Task objective. Gather up every line from the entries below that uses the word "Muslim".

Records for the task.
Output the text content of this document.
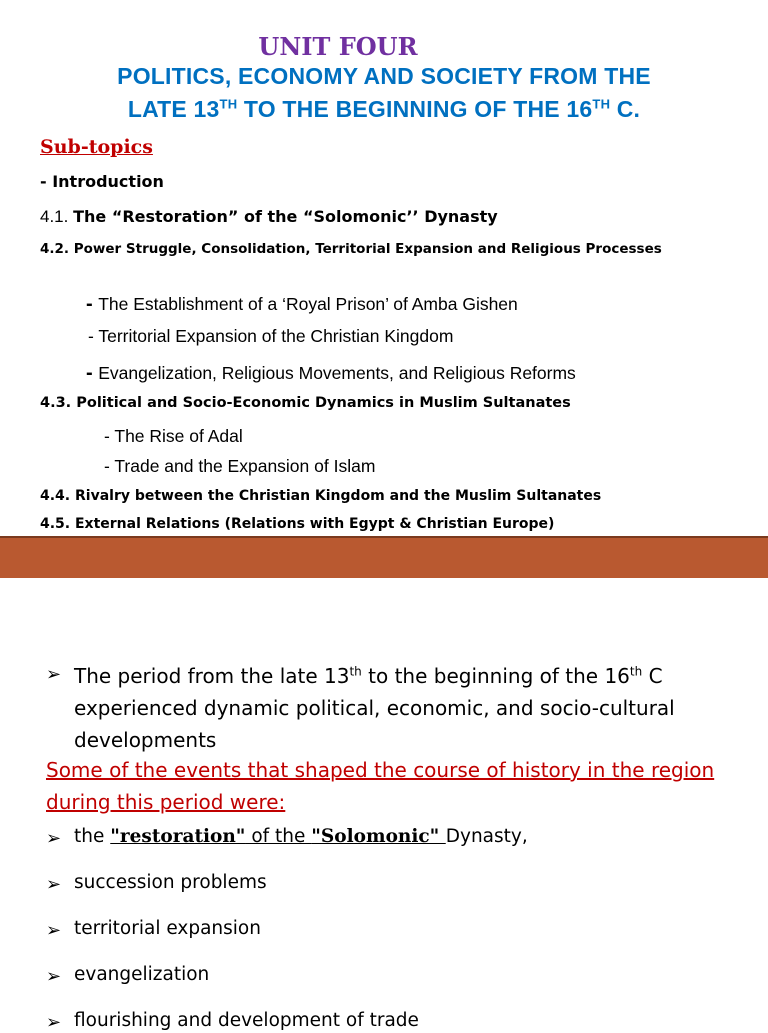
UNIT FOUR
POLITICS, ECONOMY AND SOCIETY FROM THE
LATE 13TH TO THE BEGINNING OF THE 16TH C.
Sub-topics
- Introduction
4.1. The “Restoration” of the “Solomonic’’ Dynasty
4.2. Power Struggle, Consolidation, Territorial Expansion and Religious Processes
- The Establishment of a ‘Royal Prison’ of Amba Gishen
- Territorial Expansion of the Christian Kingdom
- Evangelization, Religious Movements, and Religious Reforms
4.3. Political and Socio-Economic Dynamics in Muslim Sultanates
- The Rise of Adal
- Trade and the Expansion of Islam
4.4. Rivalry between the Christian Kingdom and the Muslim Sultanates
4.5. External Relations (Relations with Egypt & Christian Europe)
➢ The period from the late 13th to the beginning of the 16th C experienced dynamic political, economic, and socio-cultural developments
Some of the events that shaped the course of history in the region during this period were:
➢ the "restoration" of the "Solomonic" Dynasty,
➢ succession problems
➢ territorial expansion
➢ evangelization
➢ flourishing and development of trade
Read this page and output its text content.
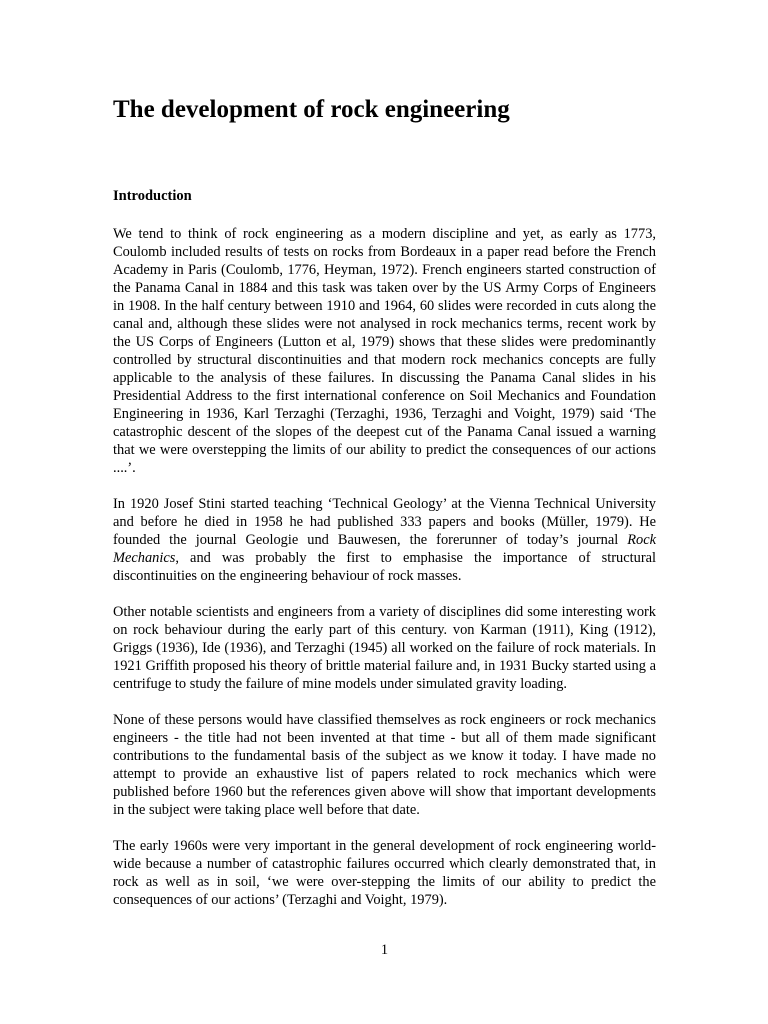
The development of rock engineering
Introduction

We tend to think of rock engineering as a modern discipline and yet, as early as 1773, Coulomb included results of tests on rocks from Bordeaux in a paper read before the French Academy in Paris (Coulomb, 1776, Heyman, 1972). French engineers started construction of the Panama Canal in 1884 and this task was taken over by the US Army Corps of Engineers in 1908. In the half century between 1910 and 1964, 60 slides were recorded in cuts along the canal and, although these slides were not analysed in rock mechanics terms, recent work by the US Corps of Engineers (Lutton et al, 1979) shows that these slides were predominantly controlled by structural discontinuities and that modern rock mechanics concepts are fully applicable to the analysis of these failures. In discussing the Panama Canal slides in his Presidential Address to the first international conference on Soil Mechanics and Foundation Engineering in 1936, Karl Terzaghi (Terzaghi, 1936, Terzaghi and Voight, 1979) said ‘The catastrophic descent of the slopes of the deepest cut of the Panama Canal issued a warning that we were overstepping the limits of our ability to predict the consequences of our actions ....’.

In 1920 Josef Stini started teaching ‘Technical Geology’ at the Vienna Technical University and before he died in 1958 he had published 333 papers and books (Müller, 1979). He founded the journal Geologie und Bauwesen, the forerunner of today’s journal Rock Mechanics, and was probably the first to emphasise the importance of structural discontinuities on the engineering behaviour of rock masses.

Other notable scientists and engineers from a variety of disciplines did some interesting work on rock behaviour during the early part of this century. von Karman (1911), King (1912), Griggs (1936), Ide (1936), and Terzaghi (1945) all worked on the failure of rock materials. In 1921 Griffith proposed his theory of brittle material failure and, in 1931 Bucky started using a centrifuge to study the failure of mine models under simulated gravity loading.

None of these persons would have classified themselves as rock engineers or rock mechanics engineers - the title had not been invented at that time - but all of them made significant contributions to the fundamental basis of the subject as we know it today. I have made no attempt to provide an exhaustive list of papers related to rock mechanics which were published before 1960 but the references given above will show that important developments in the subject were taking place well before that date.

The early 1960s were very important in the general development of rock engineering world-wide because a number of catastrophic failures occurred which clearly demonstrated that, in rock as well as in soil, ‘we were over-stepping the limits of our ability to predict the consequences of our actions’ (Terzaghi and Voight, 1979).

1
==
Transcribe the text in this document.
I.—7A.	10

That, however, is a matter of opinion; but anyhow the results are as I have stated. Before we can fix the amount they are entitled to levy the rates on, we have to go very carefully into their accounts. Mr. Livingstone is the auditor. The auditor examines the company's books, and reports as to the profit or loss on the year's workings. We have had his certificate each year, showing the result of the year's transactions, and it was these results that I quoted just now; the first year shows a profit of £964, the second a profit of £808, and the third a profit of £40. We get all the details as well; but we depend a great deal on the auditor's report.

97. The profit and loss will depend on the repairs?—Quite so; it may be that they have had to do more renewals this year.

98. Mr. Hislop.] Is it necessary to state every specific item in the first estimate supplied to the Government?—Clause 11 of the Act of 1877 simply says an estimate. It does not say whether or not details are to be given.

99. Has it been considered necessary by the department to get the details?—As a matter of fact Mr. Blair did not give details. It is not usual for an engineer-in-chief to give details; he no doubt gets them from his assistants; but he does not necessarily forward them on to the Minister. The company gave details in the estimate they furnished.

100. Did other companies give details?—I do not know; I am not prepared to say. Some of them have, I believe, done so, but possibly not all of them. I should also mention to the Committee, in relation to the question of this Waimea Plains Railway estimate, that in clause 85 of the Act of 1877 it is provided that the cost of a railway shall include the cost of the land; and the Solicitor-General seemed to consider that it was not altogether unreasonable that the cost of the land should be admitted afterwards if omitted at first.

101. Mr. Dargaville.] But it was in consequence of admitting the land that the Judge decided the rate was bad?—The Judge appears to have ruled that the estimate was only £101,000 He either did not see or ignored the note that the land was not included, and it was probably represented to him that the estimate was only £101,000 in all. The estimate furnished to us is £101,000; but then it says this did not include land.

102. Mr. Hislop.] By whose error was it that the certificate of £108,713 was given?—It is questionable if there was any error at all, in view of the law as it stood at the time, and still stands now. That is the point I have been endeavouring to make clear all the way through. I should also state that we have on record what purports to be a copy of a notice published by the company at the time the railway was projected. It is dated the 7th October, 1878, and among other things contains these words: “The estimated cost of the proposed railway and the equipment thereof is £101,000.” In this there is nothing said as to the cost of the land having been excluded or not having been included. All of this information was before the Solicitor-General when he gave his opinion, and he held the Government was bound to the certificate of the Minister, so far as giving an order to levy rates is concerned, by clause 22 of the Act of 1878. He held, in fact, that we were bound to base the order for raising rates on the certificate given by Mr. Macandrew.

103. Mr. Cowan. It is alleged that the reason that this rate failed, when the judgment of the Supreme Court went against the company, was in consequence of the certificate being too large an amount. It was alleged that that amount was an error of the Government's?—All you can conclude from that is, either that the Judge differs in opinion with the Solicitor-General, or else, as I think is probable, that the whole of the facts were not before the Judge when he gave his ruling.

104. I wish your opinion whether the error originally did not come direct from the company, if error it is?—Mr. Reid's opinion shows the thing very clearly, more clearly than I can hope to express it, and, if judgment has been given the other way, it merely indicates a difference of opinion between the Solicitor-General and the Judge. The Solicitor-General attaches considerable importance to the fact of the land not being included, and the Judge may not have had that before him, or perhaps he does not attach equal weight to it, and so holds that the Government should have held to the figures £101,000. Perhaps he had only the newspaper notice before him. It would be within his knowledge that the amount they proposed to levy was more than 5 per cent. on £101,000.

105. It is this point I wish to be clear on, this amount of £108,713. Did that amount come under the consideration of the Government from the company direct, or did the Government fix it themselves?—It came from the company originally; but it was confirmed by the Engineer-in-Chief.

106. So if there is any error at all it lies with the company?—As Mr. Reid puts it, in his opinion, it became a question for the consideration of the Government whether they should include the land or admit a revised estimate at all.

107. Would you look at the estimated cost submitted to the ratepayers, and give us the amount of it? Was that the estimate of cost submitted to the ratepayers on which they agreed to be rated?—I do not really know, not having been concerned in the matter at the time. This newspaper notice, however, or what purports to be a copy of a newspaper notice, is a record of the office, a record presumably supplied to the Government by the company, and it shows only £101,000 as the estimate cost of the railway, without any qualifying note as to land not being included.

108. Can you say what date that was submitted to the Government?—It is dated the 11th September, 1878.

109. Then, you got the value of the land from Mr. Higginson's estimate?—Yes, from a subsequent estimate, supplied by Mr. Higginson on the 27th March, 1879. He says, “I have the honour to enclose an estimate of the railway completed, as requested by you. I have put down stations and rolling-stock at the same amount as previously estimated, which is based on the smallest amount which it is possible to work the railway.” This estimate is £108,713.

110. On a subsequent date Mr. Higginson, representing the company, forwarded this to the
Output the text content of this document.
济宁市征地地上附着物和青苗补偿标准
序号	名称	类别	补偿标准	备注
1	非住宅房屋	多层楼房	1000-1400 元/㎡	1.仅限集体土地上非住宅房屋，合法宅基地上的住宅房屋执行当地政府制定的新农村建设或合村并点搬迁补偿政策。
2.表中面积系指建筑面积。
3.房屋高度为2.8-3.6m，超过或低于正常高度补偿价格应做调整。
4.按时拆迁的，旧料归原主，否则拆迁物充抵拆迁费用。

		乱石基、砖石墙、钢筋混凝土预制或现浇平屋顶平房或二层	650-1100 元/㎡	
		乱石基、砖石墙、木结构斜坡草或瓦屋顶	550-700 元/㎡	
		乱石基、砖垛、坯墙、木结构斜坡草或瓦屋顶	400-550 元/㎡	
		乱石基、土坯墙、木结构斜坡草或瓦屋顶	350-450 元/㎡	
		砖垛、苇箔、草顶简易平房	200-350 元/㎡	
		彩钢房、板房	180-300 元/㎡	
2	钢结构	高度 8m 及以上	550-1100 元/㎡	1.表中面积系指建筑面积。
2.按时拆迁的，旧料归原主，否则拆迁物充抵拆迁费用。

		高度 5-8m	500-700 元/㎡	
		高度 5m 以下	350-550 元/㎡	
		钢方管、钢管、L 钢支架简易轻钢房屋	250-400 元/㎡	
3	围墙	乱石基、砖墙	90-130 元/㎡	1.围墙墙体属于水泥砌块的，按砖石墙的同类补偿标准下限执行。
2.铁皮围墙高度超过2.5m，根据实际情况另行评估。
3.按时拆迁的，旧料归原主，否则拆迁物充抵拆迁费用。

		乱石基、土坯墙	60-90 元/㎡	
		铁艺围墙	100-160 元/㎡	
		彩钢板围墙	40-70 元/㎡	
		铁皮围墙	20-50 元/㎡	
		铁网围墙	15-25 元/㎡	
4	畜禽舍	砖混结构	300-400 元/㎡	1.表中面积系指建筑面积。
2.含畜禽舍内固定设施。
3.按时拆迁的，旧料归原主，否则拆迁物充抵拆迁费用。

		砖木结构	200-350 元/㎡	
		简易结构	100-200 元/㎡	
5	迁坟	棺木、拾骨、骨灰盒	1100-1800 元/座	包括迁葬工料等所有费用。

Output.
4.3. Political and Socio-Economic Dynamics in Muslim Sultanates
4.4. Rivalry between the Christian Kingdom and the Muslim Sultanates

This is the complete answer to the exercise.